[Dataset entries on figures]

++++++++++

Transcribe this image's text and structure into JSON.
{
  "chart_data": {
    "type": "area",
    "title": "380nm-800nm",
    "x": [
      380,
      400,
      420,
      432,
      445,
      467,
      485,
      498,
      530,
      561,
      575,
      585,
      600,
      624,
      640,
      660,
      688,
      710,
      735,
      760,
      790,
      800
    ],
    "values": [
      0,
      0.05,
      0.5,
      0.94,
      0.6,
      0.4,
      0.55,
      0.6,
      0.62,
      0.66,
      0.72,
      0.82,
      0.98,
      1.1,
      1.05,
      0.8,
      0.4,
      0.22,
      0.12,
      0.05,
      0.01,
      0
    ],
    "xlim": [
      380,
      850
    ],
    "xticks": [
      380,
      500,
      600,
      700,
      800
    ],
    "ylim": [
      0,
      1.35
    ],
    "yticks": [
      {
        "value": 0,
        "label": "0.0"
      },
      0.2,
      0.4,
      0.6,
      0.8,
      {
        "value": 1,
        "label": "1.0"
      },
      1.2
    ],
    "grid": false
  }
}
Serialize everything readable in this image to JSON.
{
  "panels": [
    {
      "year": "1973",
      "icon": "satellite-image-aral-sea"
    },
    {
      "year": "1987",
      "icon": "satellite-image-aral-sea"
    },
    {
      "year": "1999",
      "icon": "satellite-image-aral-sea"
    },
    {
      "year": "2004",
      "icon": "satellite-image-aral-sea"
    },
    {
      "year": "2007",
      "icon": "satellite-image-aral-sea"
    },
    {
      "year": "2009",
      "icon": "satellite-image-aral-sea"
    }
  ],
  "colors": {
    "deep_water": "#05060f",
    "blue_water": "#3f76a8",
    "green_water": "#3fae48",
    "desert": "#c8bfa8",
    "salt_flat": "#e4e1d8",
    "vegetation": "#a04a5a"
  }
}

++++++++++

TASK DIRECTIONS :: Begin at the line containing "Serialize everything readable" and reproduce each line through the end of the records above.

RESPONSE BELOW ::
Serialize everything readable in this image to JSON.
{
  "panels": [
    {
      "year": "1973",
      "icon": "satellite-image-aral-sea"
    },
    {
      "year": "1987",
      "icon": "satellite-image-aral-sea"
    },
    {
      "year": "1999",
      "icon": "satellite-image-aral-sea"
    },
    {
      "year": "2004",
      "icon": "satellite-image-aral-sea"
    },
    {
      "year": "2007",
      "icon": "satellite-image-aral-sea"
    },
    {
      "year": "2009",
      "icon": "satellite-image-aral-sea"
    }
  ],
  "colors": {
    "deep_water": "#05060f",
    "blue_water": "#3f76a8",
    "green_water": "#3fae48",
    "desert": "#c8bfa8",
    "salt_flat": "#e4e1d8",
    "vegetation": "#a04a5a"
  }
}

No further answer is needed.